*Exercise directions*
Print the listing below exactly.

= = = = = = =

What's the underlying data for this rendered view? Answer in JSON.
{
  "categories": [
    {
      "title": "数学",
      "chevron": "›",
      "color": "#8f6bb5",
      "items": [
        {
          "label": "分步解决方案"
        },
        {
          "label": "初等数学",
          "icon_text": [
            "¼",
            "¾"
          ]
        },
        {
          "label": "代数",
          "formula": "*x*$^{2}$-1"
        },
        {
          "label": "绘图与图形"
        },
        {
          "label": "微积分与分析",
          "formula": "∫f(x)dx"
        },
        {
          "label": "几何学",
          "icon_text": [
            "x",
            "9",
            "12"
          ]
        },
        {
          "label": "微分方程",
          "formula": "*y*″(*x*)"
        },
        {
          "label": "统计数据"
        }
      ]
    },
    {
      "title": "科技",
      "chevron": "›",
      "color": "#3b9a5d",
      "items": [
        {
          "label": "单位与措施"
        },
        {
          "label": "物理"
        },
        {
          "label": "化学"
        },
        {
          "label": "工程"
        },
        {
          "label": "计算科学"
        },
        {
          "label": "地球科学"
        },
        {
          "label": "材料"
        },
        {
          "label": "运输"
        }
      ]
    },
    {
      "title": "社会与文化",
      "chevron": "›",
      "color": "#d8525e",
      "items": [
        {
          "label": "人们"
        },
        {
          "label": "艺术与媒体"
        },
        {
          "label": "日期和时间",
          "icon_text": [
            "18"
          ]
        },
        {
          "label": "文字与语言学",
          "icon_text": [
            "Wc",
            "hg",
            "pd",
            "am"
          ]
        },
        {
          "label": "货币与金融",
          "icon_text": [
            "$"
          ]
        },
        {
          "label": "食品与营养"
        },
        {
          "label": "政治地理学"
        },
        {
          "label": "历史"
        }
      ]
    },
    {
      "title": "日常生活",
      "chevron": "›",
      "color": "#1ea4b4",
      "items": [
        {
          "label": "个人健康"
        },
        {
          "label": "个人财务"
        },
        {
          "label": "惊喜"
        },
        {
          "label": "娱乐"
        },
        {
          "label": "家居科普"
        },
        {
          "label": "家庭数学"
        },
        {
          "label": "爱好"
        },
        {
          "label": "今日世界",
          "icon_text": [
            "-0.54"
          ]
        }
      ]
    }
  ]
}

= = = = = = =

*Output for this exercise*
What's the underlying data for this rendered view? Answer in JSON.
{
  "categories": [
    {
      "title": "数学",
      "chevron": "›",
      "color": "#8f6bb5",
      "items": [
        {
          "label": "分步解决方案"
        },
        {
          "label": "初等数学",
          "icon_text": [
            "¼",
            "¾"
          ]
        },
        {
          "label": "代数",
          "formula": "*x*$^{2}$-1"
        },
        {
          "label": "绘图与图形"
        },
        {
          "label": "微积分与分析",
          "formula": "∫f(x)dx"
        },
        {
          "label": "几何学",
          "icon_text": [
            "x",
            "9",
            "12"
          ]
        },
        {
          "label": "微分方程",
          "formula": "*y*″(*x*)"
        },
        {
          "label": "统计数据"
        }
      ]
    },
    {
      "title": "科技",
      "chevron": "›",
      "color": "#3b9a5d",
      "items": [
        {
          "label": "单位与措施"
        },
        {
          "label": "物理"
        },
        {
          "label": "化学"
        },
        {
          "label": "工程"
        },
        {
          "label": "计算科学"
        },
        {
          "label": "地球科学"
        },
        {
          "label": "材料"
        },
        {
          "label": "运输"
        }
      ]
    },
    {
      "title": "社会与文化",
      "chevron": "›",
      "color": "#d8525e",
      "items": [
        {
          "label": "人们"
        },
        {
          "label": "艺术与媒体"
        },
        {
          "label": "日期和时间",
          "icon_text": [
            "18"
          ]
        },
        {
          "label": "文字与语言学",
          "icon_text": [
            "Wc",
            "hg",
            "pd",
            "am"
          ]
        },
        {
          "label": "货币与金融",
          "icon_text": [
            "$"
          ]
        },
        {
          "label": "食品与营养"
        },
        {
          "label": "政治地理学"
        },
        {
          "label": "历史"
        }
      ]
    },
    {
      "title": "日常生活",
      "chevron": "›",
      "color": "#1ea4b4",
      "items": [
        {
          "label": "个人健康"
        },
        {
          "label": "个人财务"
        },
        {
          "label": "惊喜"
        },
        {
          "label": "娱乐"
        },
        {
          "label": "家居科普"
        },
        {
          "label": "家庭数学"
        },
        {
          "label": "爱好"
        },
        {
          "label": "今日世界",
          "icon_text": [
            "-0.54"
          ]
        }
      ]
    }
  ]
}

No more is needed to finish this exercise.